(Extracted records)
┌──

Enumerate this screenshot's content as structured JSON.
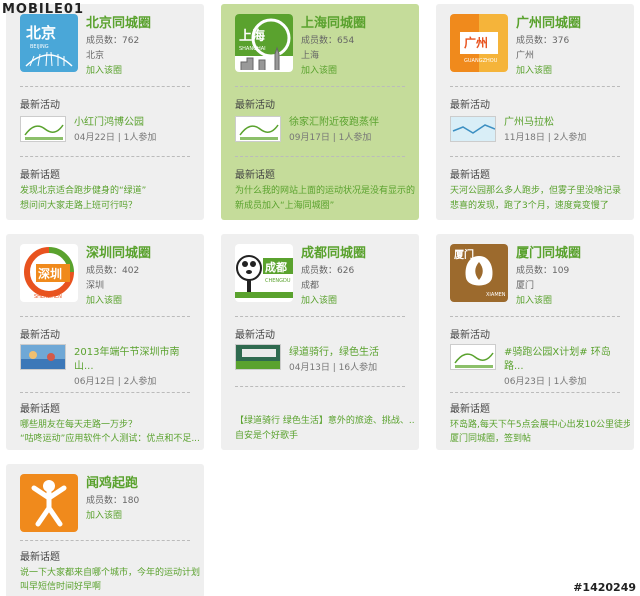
{
  "watermark": {
    "top": "MOBILE01",
    "bottom": "#1420249"
  },
  "labels": {
    "latest_activity": "最新活动",
    "latest_topic": "最新话题"
  },
  "cards": [
    {
      "name": "北京同城圈",
      "members": "成员数：762",
      "city": "北京",
      "join": "加入该圈",
      "logo": {
        "text": "北京",
        "sub": "BEIJING",
        "color": "#4aa7d8"
      },
      "activity": {
        "title": "小红门鸿博公园",
        "meta": "04月22日 | 1人参加"
      },
      "topics": [
        "发现北京适合跑步健身的“绿道”",
        "想问问大家走路上班可行吗？"
      ]
    },
    {
      "name": "上海同城圈",
      "members": "成员数：654",
      "city": "上海",
      "join": "加入该圈",
      "logo": {
        "text": "上海",
        "sub": "SHANGHAI",
        "color": "#5aa22e"
      },
      "activity": {
        "title": "徐家汇附近夜跑蒸伴",
        "meta": "09月17日 | 1人参加"
      },
      "topics": [
        "为什么我的网站上面的运动状况是没有显示的...",
        "新成员加入“上海同城圈”"
      ]
    },
    {
      "name": "广州同城圈",
      "members": "成员数：376",
      "city": "广州",
      "join": "加入该圈",
      "logo": {
        "text": "广州",
        "sub": "GUANGZHOU",
        "color": "#f08a1c"
      },
      "activity": {
        "title": "广州马拉松",
        "meta": "11月18日 | 2人参加"
      },
      "topics": [
        "天河公园那么多人跑步，但雾子里没啥记录",
        "悲喜的发现，跑了3个月，速度竟变慢了"
      ]
    },
    {
      "name": "深圳同城圈",
      "members": "成员数：402",
      "city": "深圳",
      "join": "加入该圈",
      "logo": {
        "text": "深圳",
        "sub": "SHENZHEN",
        "color": "#e8531f"
      },
      "activity": {
        "title": "2013年端午节深圳市南山...",
        "meta": "06月12日 | 2人参加"
      },
      "topics": [
        "哪些朋友在每天走路一万步？",
        "“咕咚运动”应用软件个人测试：优点和不足..."
      ]
    },
    {
      "name": "成都同城圈",
      "members": "成员数：626",
      "city": "成都",
      "join": "加入该圈",
      "logo": {
        "text": "成都",
        "sub": "CHENGDU",
        "color": "#5aa22e"
      },
      "activity": {
        "title": "绿道骑行，绿色生活",
        "meta": "04月13日 | 16人参加"
      },
      "topics": [
        "【绿道骑行 绿色生活】意外的旅途、挑战、...",
        "自安是个好歌手"
      ]
    },
    {
      "name": "厦门同城圈",
      "members": "成员数：109",
      "city": "厦门",
      "join": "加入该圈",
      "logo": {
        "text": "厦门",
        "sub": "XIAMEN",
        "color": "#9c6a2d"
      },
      "activity": {
        "title": "#骑跑公园X计划# 环岛路...",
        "meta": "06月23日 | 1人参加"
      },
      "topics": [
        "环岛路,每天下午5点会展中心出发10公里徒步",
        "厦门同城圈，签到帖"
      ]
    },
    {
      "name": "闻鸡起跑",
      "members": "成员数：180",
      "city": "",
      "join": "加入该圈",
      "logo": {
        "text": "",
        "sub": "",
        "color": "#f08a1c"
      },
      "activity": null,
      "topics": [
        "说一下大家都来自哪个城市，今年的运动计划...",
        "叫早短信时间好早啊"
      ]
    }
  ]
}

└──

Given problem >> Leave the pictures out and output the rest of the listing exactly.

Exercise result >>
Enumerate this screenshot's content as structured JSON.
{
  "watermark": {
    "top": "MOBILE01",
    "bottom": "#1420249"
  },
  "labels": {
    "latest_activity": "最新活动",
    "latest_topic": "最新话题"
  },
  "cards": [
    {
      "name": "北京同城圈",
      "members": "成员数：762",
      "city": "北京",
      "join": "加入该圈",
      "logo": {
        "text": "北京",
        "sub": "BEIJING",
        "color": "#4aa7d8"
      },
      "activity": {
        "title": "小红门鸿博公园",
        "meta": "04月22日 | 1人参加"
      },
      "topics": [
        "发现北京适合跑步健身的“绿道”",
        "想问问大家走路上班可行吗？"
      ]
    },
    {
      "name": "上海同城圈",
      "members": "成员数：654",
      "city": "上海",
      "join": "加入该圈",
      "logo": {
        "text": "上海",
        "sub": "SHANGHAI",
        "color": "#5aa22e"
      },
      "activity": {
        "title": "徐家汇附近夜跑蒸伴",
        "meta": "09月17日 | 1人参加"
      },
      "topics": [
        "为什么我的网站上面的运动状况是没有显示的...",
        "新成员加入“上海同城圈”"
      ]
    },
    {
      "name": "广州同城圈",
      "members": "成员数：376",
      "city": "广州",
      "join": "加入该圈",
      "logo": {
        "text": "广州",
        "sub": "GUANGZHOU",
        "color": "#f08a1c"
      },
      "activity": {
        "title": "广州马拉松",
        "meta": "11月18日 | 2人参加"
      },
      "topics": [
        "天河公园那么多人跑步，但雾子里没啥记录",
        "悲喜的发现，跑了3个月，速度竟变慢了"
      ]
    },
    {
      "name": "深圳同城圈",
      "members": "成员数：402",
      "city": "深圳",
      "join": "加入该圈",
      "logo": {
        "text": "深圳",
        "sub": "SHENZHEN",
        "color": "#e8531f"
      },
      "activity": {
        "title": "2013年端午节深圳市南山...",
        "meta": "06月12日 | 2人参加"
      },
      "topics": [
        "哪些朋友在每天走路一万步？",
        "“咕咚运动”应用软件个人测试：优点和不足..."
      ]
    },
    {
      "name": "成都同城圈",
      "members": "成员数：626",
      "city": "成都",
      "join": "加入该圈",
      "logo": {
        "text": "成都",
        "sub": "CHENGDU",
        "color": "#5aa22e"
      },
      "activity": {
        "title": "绿道骑行，绿色生活",
        "meta": "04月13日 | 16人参加"
      },
      "topics": [
        "【绿道骑行 绿色生活】意外的旅途、挑战、...",
        "自安是个好歌手"
      ]
    },
    {
      "name": "厦门同城圈",
      "members": "成员数：109",
      "city": "厦门",
      "join": "加入该圈",
      "logo": {
        "text": "厦门",
        "sub": "XIAMEN",
        "color": "#9c6a2d"
      },
      "activity": {
        "title": "#骑跑公园X计划# 环岛路...",
        "meta": "06月23日 | 1人参加"
      },
      "topics": [
        "环岛路,每天下午5点会展中心出发10公里徒步",
        "厦门同城圈，签到帖"
      ]
    },
    {
      "name": "闻鸡起跑",
      "members": "成员数：180",
      "city": "",
      "join": "加入该圈",
      "logo": {
        "text": "",
        "sub": "",
        "color": "#f08a1c"
      },
      "activity": null,
      "topics": [
        "说一下大家都来自哪个城市，今年的运动计划...",
        "叫早短信时间好早啊"
      ]
    }
  ]
}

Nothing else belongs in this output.